Stored entries
——
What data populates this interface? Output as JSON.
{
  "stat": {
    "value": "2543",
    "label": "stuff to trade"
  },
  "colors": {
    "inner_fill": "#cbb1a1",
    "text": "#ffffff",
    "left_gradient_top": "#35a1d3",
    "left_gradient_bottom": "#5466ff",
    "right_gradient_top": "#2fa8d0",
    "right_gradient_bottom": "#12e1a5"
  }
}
——
- WHAT IS BEING ASKED -
Would you restate each of the entries word for word?

- TASK SOLUTION -
What data populates this interface? Output as JSON.
{
  "stat": {
    "value": "2543",
    "label": "stuff to trade"
  },
  "colors": {
    "inner_fill": "#cbb1a1",
    "text": "#ffffff",
    "left_gradient_top": "#35a1d3",
    "left_gradient_bottom": "#5466ff",
    "right_gradient_top": "#2fa8d0",
    "right_gradient_bottom": "#12e1a5"
  }
}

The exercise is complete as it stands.